= Recorded data =

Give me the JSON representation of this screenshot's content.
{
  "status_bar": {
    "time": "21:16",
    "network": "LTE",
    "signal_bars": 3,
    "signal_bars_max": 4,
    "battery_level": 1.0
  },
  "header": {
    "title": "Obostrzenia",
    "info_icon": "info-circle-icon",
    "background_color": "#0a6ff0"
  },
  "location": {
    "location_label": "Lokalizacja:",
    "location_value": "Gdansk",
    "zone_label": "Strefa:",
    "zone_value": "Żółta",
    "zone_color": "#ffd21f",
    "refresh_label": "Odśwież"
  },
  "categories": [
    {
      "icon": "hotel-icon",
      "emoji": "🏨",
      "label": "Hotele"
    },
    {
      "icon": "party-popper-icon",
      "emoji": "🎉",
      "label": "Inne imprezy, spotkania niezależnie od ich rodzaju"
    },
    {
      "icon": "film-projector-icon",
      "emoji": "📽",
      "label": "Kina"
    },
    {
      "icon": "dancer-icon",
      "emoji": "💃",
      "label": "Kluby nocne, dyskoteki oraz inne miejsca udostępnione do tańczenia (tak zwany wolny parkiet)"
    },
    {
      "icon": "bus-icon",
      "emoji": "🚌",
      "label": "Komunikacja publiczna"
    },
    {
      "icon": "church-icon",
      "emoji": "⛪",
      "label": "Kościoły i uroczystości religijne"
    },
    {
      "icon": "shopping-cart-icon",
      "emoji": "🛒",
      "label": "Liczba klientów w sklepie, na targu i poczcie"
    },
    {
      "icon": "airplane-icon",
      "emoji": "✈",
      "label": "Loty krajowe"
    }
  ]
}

= Task requirements =
Using the data above, print every record exactly as shown.

= Reply =
Give me the JSON representation of this screenshot's content.
{
  "status_bar": {
    "time": "21:16",
    "network": "LTE",
    "signal_bars": 3,
    "signal_bars_max": 4,
    "battery_level": 1.0
  },
  "header": {
    "title": "Obostrzenia",
    "info_icon": "info-circle-icon",
    "background_color": "#0a6ff0"
  },
  "location": {
    "location_label": "Lokalizacja:",
    "location_value": "Gdansk",
    "zone_label": "Strefa:",
    "zone_value": "Żółta",
    "zone_color": "#ffd21f",
    "refresh_label": "Odśwież"
  },
  "categories": [
    {
      "icon": "hotel-icon",
      "emoji": "🏨",
      "label": "Hotele"
    },
    {
      "icon": "party-popper-icon",
      "emoji": "🎉",
      "label": "Inne imprezy, spotkania niezależnie od ich rodzaju"
    },
    {
      "icon": "film-projector-icon",
      "emoji": "📽",
      "label": "Kina"
    },
    {
      "icon": "dancer-icon",
      "emoji": "💃",
      "label": "Kluby nocne, dyskoteki oraz inne miejsca udostępnione do tańczenia (tak zwany wolny parkiet)"
    },
    {
      "icon": "bus-icon",
      "emoji": "🚌",
      "label": "Komunikacja publiczna"
    },
    {
      "icon": "church-icon",
      "emoji": "⛪",
      "label": "Kościoły i uroczystości religijne"
    },
    {
      "icon": "shopping-cart-icon",
      "emoji": "🛒",
      "label": "Liczba klientów w sklepie, na targu i poczcie"
    },
    {
      "icon": "airplane-icon",
      "emoji": "✈",
      "label": "Loty krajowe"
    }
  ]
}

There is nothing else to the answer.